▶ **Problem to solve**
Rewrite all of the data below as a numbered list, leaving out any blank lines.
┌─ Information supplied
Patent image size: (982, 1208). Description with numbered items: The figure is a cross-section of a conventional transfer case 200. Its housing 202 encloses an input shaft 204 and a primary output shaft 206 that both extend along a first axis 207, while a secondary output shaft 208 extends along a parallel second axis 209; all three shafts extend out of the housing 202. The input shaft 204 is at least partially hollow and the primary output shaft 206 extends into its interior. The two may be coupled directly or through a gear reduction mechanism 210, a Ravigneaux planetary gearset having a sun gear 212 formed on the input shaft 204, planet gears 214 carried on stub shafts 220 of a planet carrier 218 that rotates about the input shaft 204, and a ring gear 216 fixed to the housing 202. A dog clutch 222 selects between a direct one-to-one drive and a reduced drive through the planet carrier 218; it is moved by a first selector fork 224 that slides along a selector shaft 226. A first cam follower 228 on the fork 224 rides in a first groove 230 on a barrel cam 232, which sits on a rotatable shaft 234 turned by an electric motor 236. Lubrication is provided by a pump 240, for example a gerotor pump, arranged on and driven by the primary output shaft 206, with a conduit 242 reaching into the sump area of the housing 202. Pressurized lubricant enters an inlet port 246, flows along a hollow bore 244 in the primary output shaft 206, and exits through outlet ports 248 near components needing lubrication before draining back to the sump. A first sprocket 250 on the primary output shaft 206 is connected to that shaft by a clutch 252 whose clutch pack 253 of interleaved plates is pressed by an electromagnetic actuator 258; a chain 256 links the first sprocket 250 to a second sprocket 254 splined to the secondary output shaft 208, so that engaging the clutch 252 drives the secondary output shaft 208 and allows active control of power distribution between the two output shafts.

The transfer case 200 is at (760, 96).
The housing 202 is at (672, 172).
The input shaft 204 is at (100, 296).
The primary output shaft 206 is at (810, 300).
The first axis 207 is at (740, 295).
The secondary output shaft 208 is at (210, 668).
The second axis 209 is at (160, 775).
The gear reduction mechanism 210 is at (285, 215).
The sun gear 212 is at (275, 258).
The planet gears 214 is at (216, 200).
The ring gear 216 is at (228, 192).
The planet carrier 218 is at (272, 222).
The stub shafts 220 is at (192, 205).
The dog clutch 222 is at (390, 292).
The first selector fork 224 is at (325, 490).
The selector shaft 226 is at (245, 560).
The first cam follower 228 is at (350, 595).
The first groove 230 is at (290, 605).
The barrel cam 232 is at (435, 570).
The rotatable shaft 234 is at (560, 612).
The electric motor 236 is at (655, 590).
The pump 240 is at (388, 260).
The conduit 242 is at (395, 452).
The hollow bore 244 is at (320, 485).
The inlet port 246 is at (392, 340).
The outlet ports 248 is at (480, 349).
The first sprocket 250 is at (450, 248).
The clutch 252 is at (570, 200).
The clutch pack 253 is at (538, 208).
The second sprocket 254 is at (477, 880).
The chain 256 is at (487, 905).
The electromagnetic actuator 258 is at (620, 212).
└─
▶ **The reply**
1. Patent image size: (982, 1208). Description with numbered items: The figure is a cross-section of a conventional transfer case 200. Its housing 202 encloses an input shaft 204 and a primary output shaft 206 that both extend along a first axis 207, while a secondary output shaft 208 extends along a parallel second axis 209; all three shafts extend out of the housing 202. The input shaft 204 is at least partially hollow and the primary output shaft 206 extends into its interior. The two may be coupled directly or through a gear reduction mechanism 210, a Ravigneaux planetary gearset having a sun gear 212 formed on the input shaft 204, planet gears 214 carried on stub shafts 220 of a planet carrier 218 that rotates about the input shaft 204, and a ring gear 216 fixed to the housing 202. A dog clutch 222 selects between a direct one-to-one drive and a reduced drive through the planet carrier 218; it is moved by a first selector fork 224 that slides along a selector shaft 226. A first cam follower 228 on the fork 224 rides in a first groove 230 on a barrel cam 232, which sits on a rotatable shaft 234 turned by an electric motor 236. Lubrication is provided by a pump 240, for example a gerotor pump, arranged on and driven by the primary output shaft 206, with a conduit 242 reaching into the sump area of the housing 202. Pressurized lubricant enters an inlet port 246, flows along a hollow bore 244 in the primary output shaft 206, and exits through outlet ports 248 near components needing lubrication before draining back to the sump. A first sprocket 250 on the primary output shaft 206 is connected to that shaft by a clutch 252 whose clutch pack 253 of interleaved plates is pressed by an electromagnetic actuator 258; a chain 256 links the first sprocket 250 to a second sprocket 254 splined to the secondary output shaft 208, so that engaging the clutch 252 drives the secondary output shaft 208 and allows active control of power distribution between the two output shafts.
2. The transfer case 200 is at (760, 96).
3. The housing 202 is at (672, 172).
4. The input shaft 204 is at (100, 296).
5. The primary output shaft 206 is at (810, 300).
6. The first axis 207 is at (740, 295).
7. The secondary output shaft 208 is at (210, 668).
8. The second axis 209 is at (160, 775).
9. The gear reduction mechanism 210 is at (285, 215).
10. The sun gear 212 is at (275, 258).
11. The planet gears 214 is at (216, 200).
12. The ring gear 216 is at (228, 192).
13. The planet carrier 218 is at (272, 222).
14. The stub shafts 220 is at (192, 205).
15. The dog clutch 222 is at (390, 292).
16. The first selector fork 224 is at (325, 490).
17. The selector shaft 226 is at (245, 560).
18. The first cam follower 228 is at (350, 595).
19. The first groove 230 is at (290, 605).
20. The barrel cam 232 is at (435, 570).
21. The rotatable shaft 234 is at (560, 612).
22. The electric motor 236 is at (655, 590).
23. The pump 240 is at (388, 260).
24. The conduit 242 is at (395, 452).
25. The hollow bore 244 is at (320, 485).
26. The inlet port 246 is at (392, 340).
27. The outlet ports 248 is at (480, 349).
28. The first sprocket 250 is at (450, 248).
29. The clutch 252 is at (570, 200).
30. The clutch pack 253 is at (538, 208).
31. The second sprocket 254 is at (477, 880).
32. The chain 256 is at (487, 905).
33. The electromagnetic actuator 258 is at (620, 212).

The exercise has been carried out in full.